YOUR INSTRUCTIONS: Please repeat all of the lines that follow, exactly as written.

** BEGIN PROVIDED DATA **

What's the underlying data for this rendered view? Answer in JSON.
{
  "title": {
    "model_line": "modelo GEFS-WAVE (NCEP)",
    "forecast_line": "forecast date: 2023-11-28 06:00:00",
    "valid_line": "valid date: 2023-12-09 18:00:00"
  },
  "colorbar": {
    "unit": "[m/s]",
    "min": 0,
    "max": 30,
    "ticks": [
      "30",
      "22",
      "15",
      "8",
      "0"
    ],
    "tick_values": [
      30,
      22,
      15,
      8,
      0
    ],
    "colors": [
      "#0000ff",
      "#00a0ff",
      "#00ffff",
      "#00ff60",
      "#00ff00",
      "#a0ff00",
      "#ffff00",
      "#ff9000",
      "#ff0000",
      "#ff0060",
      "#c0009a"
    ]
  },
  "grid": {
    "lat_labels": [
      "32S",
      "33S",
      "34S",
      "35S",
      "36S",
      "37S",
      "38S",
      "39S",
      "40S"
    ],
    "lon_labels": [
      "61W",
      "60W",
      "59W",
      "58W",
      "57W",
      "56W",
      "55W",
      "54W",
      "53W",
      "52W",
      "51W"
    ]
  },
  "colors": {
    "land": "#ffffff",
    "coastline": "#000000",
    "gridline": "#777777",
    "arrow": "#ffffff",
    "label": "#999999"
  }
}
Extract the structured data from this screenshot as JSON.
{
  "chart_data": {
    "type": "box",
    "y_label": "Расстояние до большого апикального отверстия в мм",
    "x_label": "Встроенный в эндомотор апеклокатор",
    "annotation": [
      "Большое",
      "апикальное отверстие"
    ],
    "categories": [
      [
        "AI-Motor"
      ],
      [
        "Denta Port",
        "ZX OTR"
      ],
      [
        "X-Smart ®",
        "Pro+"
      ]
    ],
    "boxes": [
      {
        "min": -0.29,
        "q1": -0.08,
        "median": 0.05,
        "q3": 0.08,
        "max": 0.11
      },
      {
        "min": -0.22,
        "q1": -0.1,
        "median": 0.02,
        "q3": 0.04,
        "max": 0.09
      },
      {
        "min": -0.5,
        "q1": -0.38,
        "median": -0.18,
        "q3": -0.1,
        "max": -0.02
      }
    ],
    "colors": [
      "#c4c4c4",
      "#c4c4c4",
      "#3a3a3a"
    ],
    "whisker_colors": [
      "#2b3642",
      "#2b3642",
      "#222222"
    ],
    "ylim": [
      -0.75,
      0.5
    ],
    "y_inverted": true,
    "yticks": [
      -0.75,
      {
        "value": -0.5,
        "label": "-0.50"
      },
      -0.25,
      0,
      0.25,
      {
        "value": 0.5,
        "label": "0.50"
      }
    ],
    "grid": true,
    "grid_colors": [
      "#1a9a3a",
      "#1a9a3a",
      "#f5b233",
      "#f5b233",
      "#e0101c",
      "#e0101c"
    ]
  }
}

** END PROVIDED DATA **

FINISHED ANSWER:
What's the underlying data for this rendered view? Answer in JSON.
{
  "title": {
    "model_line": "modelo GEFS-WAVE (NCEP)",
    "forecast_line": "forecast date: 2023-11-28 06:00:00",
    "valid_line": "valid date: 2023-12-09 18:00:00"
  },
  "colorbar": {
    "unit": "[m/s]",
    "min": 0,
    "max": 30,
    "ticks": [
      "30",
      "22",
      "15",
      "8",
      "0"
    ],
    "tick_values": [
      30,
      22,
      15,
      8,
      0
    ],
    "colors": [
      "#0000ff",
      "#00a0ff",
      "#00ffff",
      "#00ff60",
      "#00ff00",
      "#a0ff00",
      "#ffff00",
      "#ff9000",
      "#ff0000",
      "#ff0060",
      "#c0009a"
    ]
  },
  "grid": {
    "lat_labels": [
      "32S",
      "33S",
      "34S",
      "35S",
      "36S",
      "37S",
      "38S",
      "39S",
      "40S"
    ],
    "lon_labels": [
      "61W",
      "60W",
      "59W",
      "58W",
      "57W",
      "56W",
      "55W",
      "54W",
      "53W",
      "52W",
      "51W"
    ]
  },
  "colors": {
    "land": "#ffffff",
    "coastline": "#000000",
    "gridline": "#777777",
    "arrow": "#ffffff",
    "label": "#999999"
  }
}
Extract the structured data from this screenshot as JSON.
{
  "chart_data": {
    "type": "box",
    "y_label": "Расстояние до большого апикального отверстия в мм",
    "x_label": "Встроенный в эндомотор апеклокатор",
    "annotation": [
      "Большое",
      "апикальное отверстие"
    ],
    "categories": [
      [
        "AI-Motor"
      ],
      [
        "Denta Port",
        "ZX OTR"
      ],
      [
        "X-Smart ®",
        "Pro+"
      ]
    ],
    "boxes": [
      {
        "min": -0.29,
        "q1": -0.08,
        "median": 0.05,
        "q3": 0.08,
        "max": 0.11
      },
      {
        "min": -0.22,
        "q1": -0.1,
        "median": 0.02,
        "q3": 0.04,
        "max": 0.09
      },
      {
        "min": -0.5,
        "q1": -0.38,
        "median": -0.18,
        "q3": -0.1,
        "max": -0.02
      }
    ],
    "colors": [
      "#c4c4c4",
      "#c4c4c4",
      "#3a3a3a"
    ],
    "whisker_colors": [
      "#2b3642",
      "#2b3642",
      "#222222"
    ],
    "ylim": [
      -0.75,
      0.5
    ],
    "y_inverted": true,
    "yticks": [
      -0.75,
      {
        "value": -0.5,
        "label": "-0.50"
      },
      -0.25,
      0,
      0.25,
      {
        "value": 0.5,
        "label": "0.50"
      }
    ],
    "grid": true,
    "grid_colors": [
      "#1a9a3a",
      "#1a9a3a",
      "#f5b233",
      "#f5b233",
      "#e0101c",
      "#e0101c"
    ]
  }
}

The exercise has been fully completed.